→ EXERCISE PROMPT: Among the entries that follow, tally the lines with the string "systems". Give no more than the number.

→ SUPPLIED RECORDS:
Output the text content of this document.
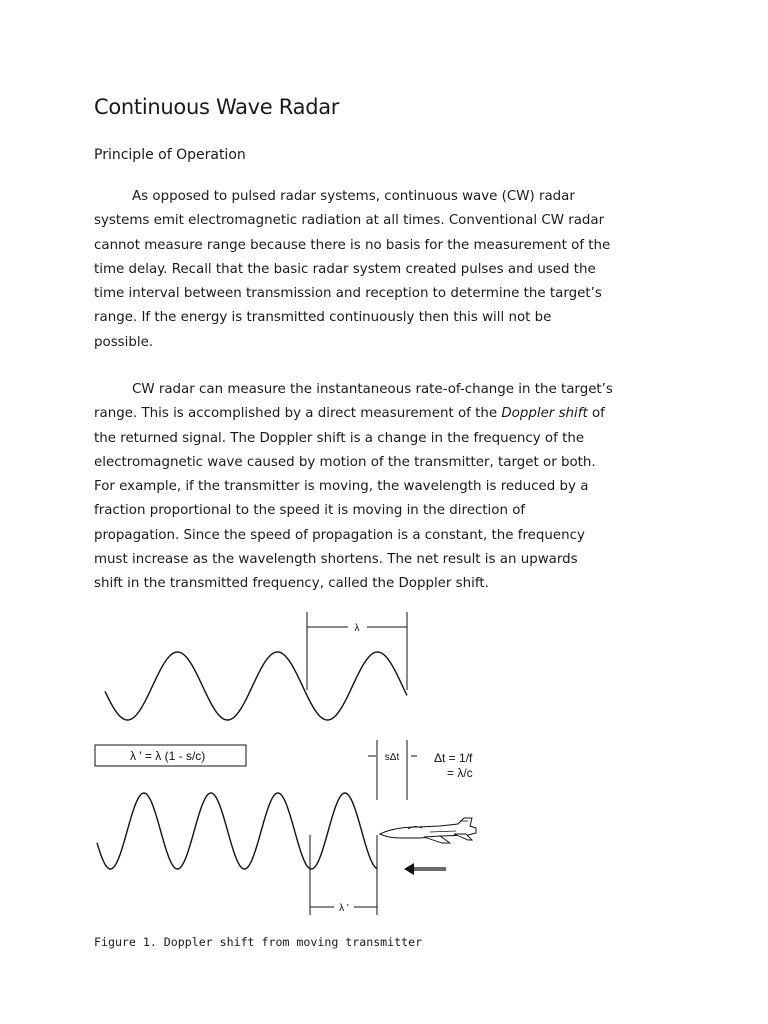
Continuous Wave Radar
Principle of Operation

As opposed to pulsed radar systems, continuous wave (CW) radar
systems emit electromagnetic radiation at all times. Conventional CW radar
cannot measure range because there is no basis for the measurement of the
time delay. Recall that the basic radar system created pulses and used the
time interval between transmission and reception to determine the target’s
range. If the energy is transmitted continuously then this will not be
possible.

CW radar can measure the instantaneous rate-of-change in the target’s
range. This is accomplished by a direct measurement of the Doppler shift of
the returned signal. The Doppler shift is a change in the frequency of the
electromagnetic wave caused by motion of the transmitter, target or both.
For example, if the transmitter is moving, the wavelength is reduced by a
fraction proportional to the speed it is moving in the direction of
propagation. Since the speed of propagation is a constant, the frequency
must increase as the wavelength shortens. The net result is an upwards
shift in the transmitted frequency, called the Doppler shift.

λ
sΔt	Δt = 1/f
= λ/c
λ ' = λ (1 - s/c)
λ '

Figure 1. Doppler shift from moving transmitter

→ ANSWER TO THE EXERCISE: 2